## THE REQUEST
Leaving out the pictures, transcribe all of the records faithfully.

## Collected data
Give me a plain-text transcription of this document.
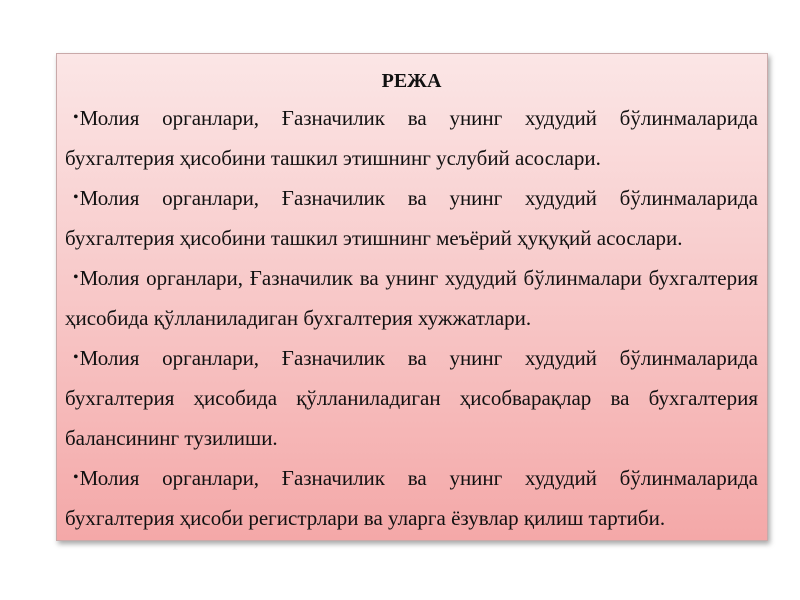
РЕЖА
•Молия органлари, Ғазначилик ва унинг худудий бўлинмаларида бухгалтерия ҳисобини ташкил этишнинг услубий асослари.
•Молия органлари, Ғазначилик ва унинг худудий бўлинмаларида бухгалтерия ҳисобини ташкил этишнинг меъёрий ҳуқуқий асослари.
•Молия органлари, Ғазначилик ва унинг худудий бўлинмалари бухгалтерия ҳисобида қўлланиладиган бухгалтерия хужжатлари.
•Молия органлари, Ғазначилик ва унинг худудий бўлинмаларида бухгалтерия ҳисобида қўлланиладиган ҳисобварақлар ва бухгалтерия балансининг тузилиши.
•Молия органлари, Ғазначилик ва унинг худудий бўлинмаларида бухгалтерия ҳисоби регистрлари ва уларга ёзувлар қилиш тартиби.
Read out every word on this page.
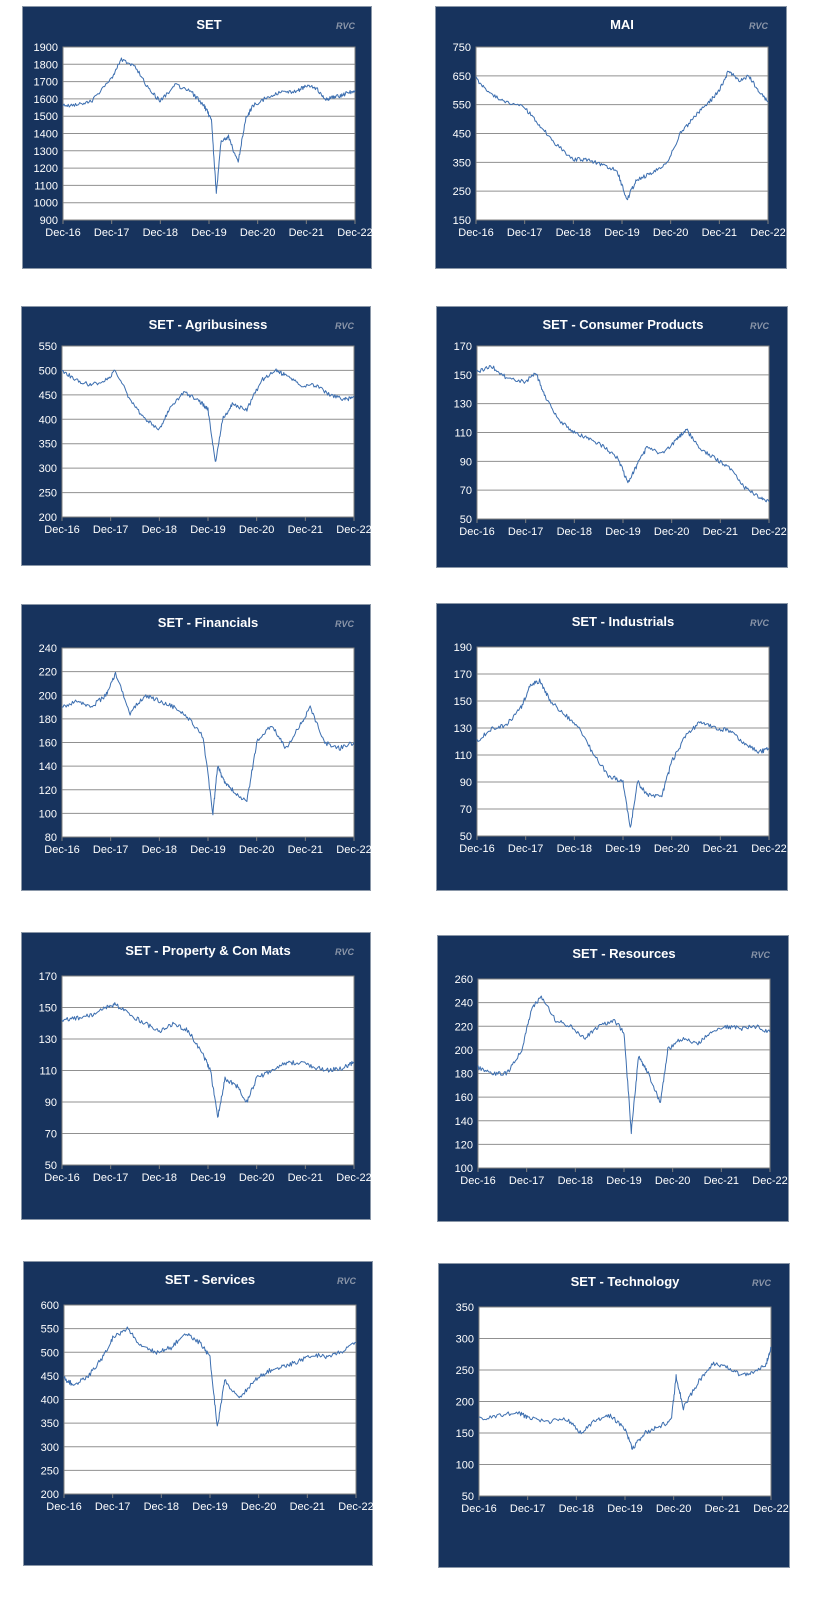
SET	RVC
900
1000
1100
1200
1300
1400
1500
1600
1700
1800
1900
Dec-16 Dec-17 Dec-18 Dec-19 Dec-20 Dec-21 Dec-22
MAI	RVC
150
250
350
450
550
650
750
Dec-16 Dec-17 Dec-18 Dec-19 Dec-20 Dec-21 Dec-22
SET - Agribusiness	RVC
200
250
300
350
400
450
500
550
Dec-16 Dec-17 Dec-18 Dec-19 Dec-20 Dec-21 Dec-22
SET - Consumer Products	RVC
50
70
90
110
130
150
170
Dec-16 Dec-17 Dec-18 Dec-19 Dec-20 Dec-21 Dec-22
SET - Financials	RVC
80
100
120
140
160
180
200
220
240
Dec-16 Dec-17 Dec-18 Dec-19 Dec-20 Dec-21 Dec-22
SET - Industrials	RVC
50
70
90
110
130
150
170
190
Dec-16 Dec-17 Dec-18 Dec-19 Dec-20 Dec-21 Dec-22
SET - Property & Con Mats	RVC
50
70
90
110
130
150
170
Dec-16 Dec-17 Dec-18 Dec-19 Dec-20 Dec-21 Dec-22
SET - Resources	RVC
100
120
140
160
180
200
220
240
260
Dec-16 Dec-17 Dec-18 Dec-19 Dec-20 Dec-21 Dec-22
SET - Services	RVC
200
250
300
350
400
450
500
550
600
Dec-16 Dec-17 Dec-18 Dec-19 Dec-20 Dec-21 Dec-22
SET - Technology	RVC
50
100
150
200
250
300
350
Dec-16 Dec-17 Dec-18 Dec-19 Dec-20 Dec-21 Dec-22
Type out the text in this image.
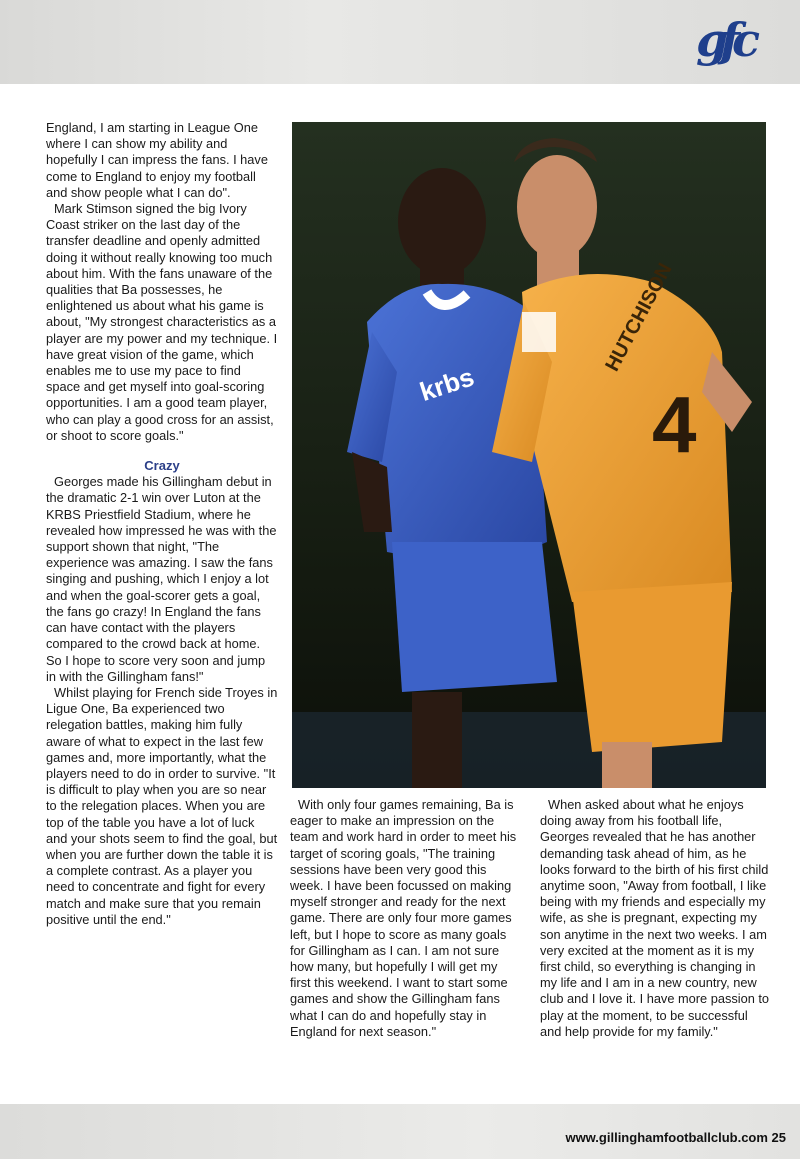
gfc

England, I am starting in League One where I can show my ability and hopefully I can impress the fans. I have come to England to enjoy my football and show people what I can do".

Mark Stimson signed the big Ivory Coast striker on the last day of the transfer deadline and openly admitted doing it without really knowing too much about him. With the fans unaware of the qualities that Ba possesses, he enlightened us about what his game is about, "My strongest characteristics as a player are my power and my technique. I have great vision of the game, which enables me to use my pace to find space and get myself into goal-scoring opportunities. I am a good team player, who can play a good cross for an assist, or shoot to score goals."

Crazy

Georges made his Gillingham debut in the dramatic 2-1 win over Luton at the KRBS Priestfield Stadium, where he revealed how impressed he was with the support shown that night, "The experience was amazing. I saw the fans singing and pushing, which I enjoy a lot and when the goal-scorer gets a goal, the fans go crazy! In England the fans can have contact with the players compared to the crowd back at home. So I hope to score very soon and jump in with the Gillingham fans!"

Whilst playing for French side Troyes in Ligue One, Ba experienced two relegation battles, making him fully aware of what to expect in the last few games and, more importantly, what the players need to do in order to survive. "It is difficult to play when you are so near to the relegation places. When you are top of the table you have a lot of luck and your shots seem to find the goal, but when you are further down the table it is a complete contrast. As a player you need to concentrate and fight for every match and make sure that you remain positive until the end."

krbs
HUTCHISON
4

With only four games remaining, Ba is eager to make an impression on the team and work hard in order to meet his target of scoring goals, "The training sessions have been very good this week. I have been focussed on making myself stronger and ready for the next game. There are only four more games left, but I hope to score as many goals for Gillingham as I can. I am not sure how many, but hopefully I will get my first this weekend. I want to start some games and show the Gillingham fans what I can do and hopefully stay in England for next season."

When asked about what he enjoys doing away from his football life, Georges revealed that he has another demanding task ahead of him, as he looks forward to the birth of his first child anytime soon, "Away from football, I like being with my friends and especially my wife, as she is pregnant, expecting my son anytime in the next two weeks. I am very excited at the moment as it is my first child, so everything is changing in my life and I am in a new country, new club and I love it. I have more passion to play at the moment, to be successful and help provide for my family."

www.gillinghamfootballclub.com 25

## SOLVED PROBLEM
Give me a plain-text transcription of this document.
РЕЖА
•Молия органлари, Ғазначилик ва унинг худудий бўлинмаларида бухгалтерия ҳисобини ташкил этишнинг услубий асослари.
•Молия органлари, Ғазначилик ва унинг худудий бўлинмаларида бухгалтерия ҳисобини ташкил этишнинг меъёрий ҳуқуқий асослари.
•Молия органлари, Ғазначилик ва унинг худудий бўлинмалари бухгалтерия ҳисобида қўлланиладиган бухгалтерия хужжатлари.
•Молия органлари, Ғазначилик ва унинг худудий бўлинмаларида бухгалтерия ҳисобида қўлланиладиган ҳисобварақлар ва бухгалтерия балансининг тузилиши.
•Молия органлари, Ғазначилик ва унинг худудий бўлинмаларида бухгалтерия ҳисоби регистрлари ва уларга ёзувлар қилиш тартиби.
Read out every word on this page.
SET	RVC
900
1000
1100
1200
1300
1400
1500
1600
1700
1800
1900
Dec-16 Dec-17 Dec-18 Dec-19 Dec-20 Dec-21 Dec-22
MAI	RVC
150
250
350
450
550
650
750
Dec-16 Dec-17 Dec-18 Dec-19 Dec-20 Dec-21 Dec-22
SET - Agribusiness	RVC
200
250
300
350
400
450
500
550
Dec-16 Dec-17 Dec-18 Dec-19 Dec-20 Dec-21 Dec-22
SET - Consumer Products	RVC
50
70
90
110
130
150
170
Dec-16 Dec-17 Dec-18 Dec-19 Dec-20 Dec-21 Dec-22
SET - Financials	RVC
80
100
120
140
160
180
200
220
240
Dec-16 Dec-17 Dec-18 Dec-19 Dec-20 Dec-21 Dec-22
SET - Industrials	RVC
50
70
90
110
130
150
170
190
Dec-16 Dec-17 Dec-18 Dec-19 Dec-20 Dec-21 Dec-22
SET - Property & Con Mats	RVC
50
70
90
110
130
150
170
Dec-16 Dec-17 Dec-18 Dec-19 Dec-20 Dec-21 Dec-22
SET - Resources	RVC
100
120
140
160
180
200
220
240
260
Dec-16 Dec-17 Dec-18 Dec-19 Dec-20 Dec-21 Dec-22
SET - Services	RVC
200
250
300
350
400
450
500
550
600
Dec-16 Dec-17 Dec-18 Dec-19 Dec-20 Dec-21 Dec-22
SET - Technology	RVC
50
100
150
200
250
300
350
Dec-16 Dec-17 Dec-18 Dec-19 Dec-20 Dec-21 Dec-22
Type out the text in this image.
gfc

England, I am starting in League One where I can show my ability and hopefully I can impress the fans. I have come to England to enjoy my football and show people what I can do".

Mark Stimson signed the big Ivory Coast striker on the last day of the transfer deadline and openly admitted doing it without really knowing too much about him. With the fans unaware of the qualities that Ba possesses, he enlightened us about what his game is about, "My strongest characteristics as a player are my power and my technique. I have great vision of the game, which enables me to use my pace to find space and get myself into goal-scoring opportunities. I am a good team player, who can play a good cross for an assist, or shoot to score goals."

Crazy

Georges made his Gillingham debut in the dramatic 2-1 win over Luton at the KRBS Priestfield Stadium, where he revealed how impressed he was with the support shown that night, "The experience was amazing. I saw the fans singing and pushing, which I enjoy a lot and when the goal-scorer gets a goal, the fans go crazy! In England the fans can have contact with the players compared to the crowd back at home. So I hope to score very soon and jump in with the Gillingham fans!"

Whilst playing for French side Troyes in Ligue One, Ba experienced two relegation battles, making him fully aware of what to expect in the last few games and, more importantly, what the players need to do in order to survive. "It is difficult to play when you are so near to the relegation places. When you are top of the table you have a lot of luck and your shots seem to find the goal, but when you are further down the table it is a complete contrast. As a player you need to concentrate and fight for every match and make sure that you remain positive until the end."

krbs
HUTCHISON
4

With only four games remaining, Ba is eager to make an impression on the team and work hard in order to meet his target of scoring goals, "The training sessions have been very good this week. I have been focussed on making myself stronger and ready for the next game. There are only four more games left, but I hope to score as many goals for Gillingham as I can. I am not sure how many, but hopefully I will get my first this weekend. I want to start some games and show the Gillingham fans what I can do and hopefully stay in England for next season."

When asked about what he enjoys doing away from his football life, Georges revealed that he has another demanding task ahead of him, as he looks forward to the birth of his first child anytime soon, "Away from football, I like being with my friends and especially my wife, as she is pregnant, expecting my son anytime in the next two weeks. I am very excited at the moment as it is my first child, so everything is changing in my life and I am in a new country, new club and I love it. I have more passion to play at the moment, to be successful and help provide for my family."

www.gillinghamfootballclub.com 25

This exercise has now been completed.